*Your goal*. Please reproduce the following records line for line, without altering anything.

Region and label listings
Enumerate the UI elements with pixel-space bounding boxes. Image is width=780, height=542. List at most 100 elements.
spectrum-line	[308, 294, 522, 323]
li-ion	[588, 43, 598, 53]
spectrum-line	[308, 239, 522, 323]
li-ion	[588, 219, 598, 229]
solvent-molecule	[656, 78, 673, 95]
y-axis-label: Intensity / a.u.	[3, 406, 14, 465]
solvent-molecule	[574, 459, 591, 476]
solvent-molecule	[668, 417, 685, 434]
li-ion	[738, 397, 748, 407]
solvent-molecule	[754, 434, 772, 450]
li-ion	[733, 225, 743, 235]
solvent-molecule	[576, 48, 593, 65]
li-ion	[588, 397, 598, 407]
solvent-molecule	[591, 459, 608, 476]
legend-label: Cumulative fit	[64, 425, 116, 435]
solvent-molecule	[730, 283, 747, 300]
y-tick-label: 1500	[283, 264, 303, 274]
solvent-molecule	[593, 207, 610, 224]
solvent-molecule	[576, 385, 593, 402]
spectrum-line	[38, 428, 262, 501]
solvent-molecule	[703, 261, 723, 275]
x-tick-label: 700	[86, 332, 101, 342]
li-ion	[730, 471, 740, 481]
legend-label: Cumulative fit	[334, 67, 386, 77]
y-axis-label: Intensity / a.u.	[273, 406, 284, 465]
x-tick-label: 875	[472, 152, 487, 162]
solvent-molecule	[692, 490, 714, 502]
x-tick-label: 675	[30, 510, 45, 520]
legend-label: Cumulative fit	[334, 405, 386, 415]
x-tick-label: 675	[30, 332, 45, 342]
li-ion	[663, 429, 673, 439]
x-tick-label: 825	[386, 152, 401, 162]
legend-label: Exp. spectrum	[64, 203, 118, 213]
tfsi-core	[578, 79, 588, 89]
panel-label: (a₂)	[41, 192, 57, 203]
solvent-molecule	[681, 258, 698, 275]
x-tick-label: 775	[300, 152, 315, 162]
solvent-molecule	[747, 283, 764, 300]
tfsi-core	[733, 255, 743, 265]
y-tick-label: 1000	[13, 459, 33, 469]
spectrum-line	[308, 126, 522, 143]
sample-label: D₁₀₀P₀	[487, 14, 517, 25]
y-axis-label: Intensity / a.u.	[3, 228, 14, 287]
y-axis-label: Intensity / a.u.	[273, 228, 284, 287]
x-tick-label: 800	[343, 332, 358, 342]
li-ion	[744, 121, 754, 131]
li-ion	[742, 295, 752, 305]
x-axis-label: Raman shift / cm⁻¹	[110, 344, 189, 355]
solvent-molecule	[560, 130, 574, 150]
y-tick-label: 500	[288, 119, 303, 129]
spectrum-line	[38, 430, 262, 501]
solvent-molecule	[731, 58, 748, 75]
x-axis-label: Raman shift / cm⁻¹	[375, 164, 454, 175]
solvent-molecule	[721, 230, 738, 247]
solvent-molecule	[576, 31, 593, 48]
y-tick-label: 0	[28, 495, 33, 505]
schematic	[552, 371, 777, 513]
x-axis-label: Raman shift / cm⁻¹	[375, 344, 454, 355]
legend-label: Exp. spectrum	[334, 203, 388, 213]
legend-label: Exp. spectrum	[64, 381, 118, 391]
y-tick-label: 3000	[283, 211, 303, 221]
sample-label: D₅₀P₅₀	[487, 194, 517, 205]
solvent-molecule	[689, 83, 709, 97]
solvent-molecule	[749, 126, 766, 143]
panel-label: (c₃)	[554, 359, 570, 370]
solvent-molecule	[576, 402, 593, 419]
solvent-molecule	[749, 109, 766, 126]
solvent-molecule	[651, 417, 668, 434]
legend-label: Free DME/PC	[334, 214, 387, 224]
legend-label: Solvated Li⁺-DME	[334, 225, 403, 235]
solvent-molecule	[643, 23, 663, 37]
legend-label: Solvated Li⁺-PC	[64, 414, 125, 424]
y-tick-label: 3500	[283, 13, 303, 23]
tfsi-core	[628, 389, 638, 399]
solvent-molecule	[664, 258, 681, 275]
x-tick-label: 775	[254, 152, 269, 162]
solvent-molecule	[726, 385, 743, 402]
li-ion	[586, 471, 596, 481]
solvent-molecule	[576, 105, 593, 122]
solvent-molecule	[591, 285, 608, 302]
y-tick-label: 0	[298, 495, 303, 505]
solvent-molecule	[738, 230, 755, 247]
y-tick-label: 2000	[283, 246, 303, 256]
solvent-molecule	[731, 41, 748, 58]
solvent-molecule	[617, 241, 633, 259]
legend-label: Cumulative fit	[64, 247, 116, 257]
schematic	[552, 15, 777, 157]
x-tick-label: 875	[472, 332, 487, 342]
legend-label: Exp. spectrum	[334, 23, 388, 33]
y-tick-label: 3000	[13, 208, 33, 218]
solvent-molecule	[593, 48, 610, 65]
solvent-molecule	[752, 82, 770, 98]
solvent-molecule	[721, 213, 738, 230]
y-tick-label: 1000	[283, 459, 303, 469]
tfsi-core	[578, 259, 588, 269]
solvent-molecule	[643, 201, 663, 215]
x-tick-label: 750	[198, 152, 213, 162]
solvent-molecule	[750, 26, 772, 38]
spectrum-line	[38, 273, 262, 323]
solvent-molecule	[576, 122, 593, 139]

*Answer below*.
Enumerate the UI elements with pixel-space bounding boxes. Image is width=780, height=542. List at most 100 elements.
spectrum-line	[308, 294, 522, 323]
li-ion	[588, 43, 598, 53]
spectrum-line	[308, 239, 522, 323]
li-ion	[588, 219, 598, 229]
solvent-molecule	[656, 78, 673, 95]
y-axis-label: Intensity / a.u.	[3, 406, 14, 465]
solvent-molecule	[574, 459, 591, 476]
solvent-molecule	[668, 417, 685, 434]
li-ion	[738, 397, 748, 407]
solvent-molecule	[754, 434, 772, 450]
li-ion	[733, 225, 743, 235]
solvent-molecule	[576, 48, 593, 65]
li-ion	[588, 397, 598, 407]
solvent-molecule	[591, 459, 608, 476]
legend-label: Cumulative fit	[64, 425, 116, 435]
solvent-molecule	[730, 283, 747, 300]
y-tick-label: 1500	[283, 264, 303, 274]
solvent-molecule	[593, 207, 610, 224]
solvent-molecule	[576, 385, 593, 402]
spectrum-line	[38, 428, 262, 501]
solvent-molecule	[703, 261, 723, 275]
x-tick-label: 700	[86, 332, 101, 342]
li-ion	[730, 471, 740, 481]
legend-label: Cumulative fit	[334, 67, 386, 77]
y-axis-label: Intensity / a.u.	[273, 406, 284, 465]
x-tick-label: 875	[472, 152, 487, 162]
solvent-molecule	[692, 490, 714, 502]
x-tick-label: 675	[30, 510, 45, 520]
legend-label: Cumulative fit	[334, 405, 386, 415]
x-tick-label: 675	[30, 332, 45, 342]
li-ion	[663, 429, 673, 439]
x-tick-label: 825	[386, 152, 401, 162]
legend-label: Exp. spectrum	[64, 203, 118, 213]
tfsi-core	[578, 79, 588, 89]
panel-label: (a₂)	[41, 192, 57, 203]
solvent-molecule	[681, 258, 698, 275]
x-tick-label: 775	[300, 152, 315, 162]
solvent-molecule	[747, 283, 764, 300]
tfsi-core	[733, 255, 743, 265]
y-tick-label: 1000	[13, 459, 33, 469]
spectrum-line	[308, 126, 522, 143]
sample-label: D₁₀₀P₀	[487, 14, 517, 25]
y-axis-label: Intensity / a.u.	[3, 228, 14, 287]
y-axis-label: Intensity / a.u.	[273, 228, 284, 287]
x-tick-label: 800	[343, 332, 358, 342]
li-ion	[744, 121, 754, 131]
li-ion	[742, 295, 752, 305]
x-axis-label: Raman shift / cm⁻¹	[110, 344, 189, 355]
solvent-molecule	[560, 130, 574, 150]
y-tick-label: 500	[288, 119, 303, 129]
spectrum-line	[38, 430, 262, 501]
solvent-molecule	[731, 58, 748, 75]
x-axis-label: Raman shift / cm⁻¹	[375, 164, 454, 175]
solvent-molecule	[721, 230, 738, 247]
solvent-molecule	[576, 31, 593, 48]
y-tick-label: 0	[28, 495, 33, 505]
schematic	[552, 371, 777, 513]
x-axis-label: Raman shift / cm⁻¹	[375, 344, 454, 355]
legend-label: Exp. spectrum	[334, 203, 388, 213]
legend-label: Exp. spectrum	[64, 381, 118, 391]
y-tick-label: 3000	[283, 211, 303, 221]
sample-label: D₅₀P₅₀	[487, 194, 517, 205]
solvent-molecule	[689, 83, 709, 97]
solvent-molecule	[749, 126, 766, 143]
panel-label: (c₃)	[554, 359, 570, 370]
solvent-molecule	[576, 402, 593, 419]
solvent-molecule	[749, 109, 766, 126]
solvent-molecule	[651, 417, 668, 434]
legend-label: Free DME/PC	[334, 214, 387, 224]
legend-label: Solvated Li⁺-DME	[334, 225, 403, 235]
solvent-molecule	[643, 23, 663, 37]
legend-label: Solvated Li⁺-PC	[64, 414, 125, 424]
y-tick-label: 3500	[283, 13, 303, 23]
tfsi-core	[628, 389, 638, 399]
solvent-molecule	[664, 258, 681, 275]
x-tick-label: 775	[254, 152, 269, 162]
solvent-molecule	[726, 385, 743, 402]
li-ion	[586, 471, 596, 481]
solvent-molecule	[576, 105, 593, 122]
solvent-molecule	[591, 285, 608, 302]
y-tick-label: 0	[298, 495, 303, 505]
solvent-molecule	[738, 230, 755, 247]
y-tick-label: 2000	[283, 246, 303, 256]
solvent-molecule	[731, 41, 748, 58]
solvent-molecule	[617, 241, 633, 259]
legend-label: Cumulative fit	[64, 247, 116, 257]
schematic	[552, 15, 777, 157]
x-tick-label: 875	[472, 332, 487, 342]
legend-label: Exp. spectrum	[334, 23, 388, 33]
y-tick-label: 3000	[13, 208, 33, 218]
solvent-molecule	[593, 48, 610, 65]
solvent-molecule	[752, 82, 770, 98]
solvent-molecule	[721, 213, 738, 230]
y-tick-label: 1000	[283, 459, 303, 469]
tfsi-core	[578, 259, 588, 269]
solvent-molecule	[643, 201, 663, 215]
x-tick-label: 750	[198, 152, 213, 162]
solvent-molecule	[750, 26, 772, 38]
spectrum-line	[38, 273, 262, 323]
solvent-molecule	[576, 122, 593, 139]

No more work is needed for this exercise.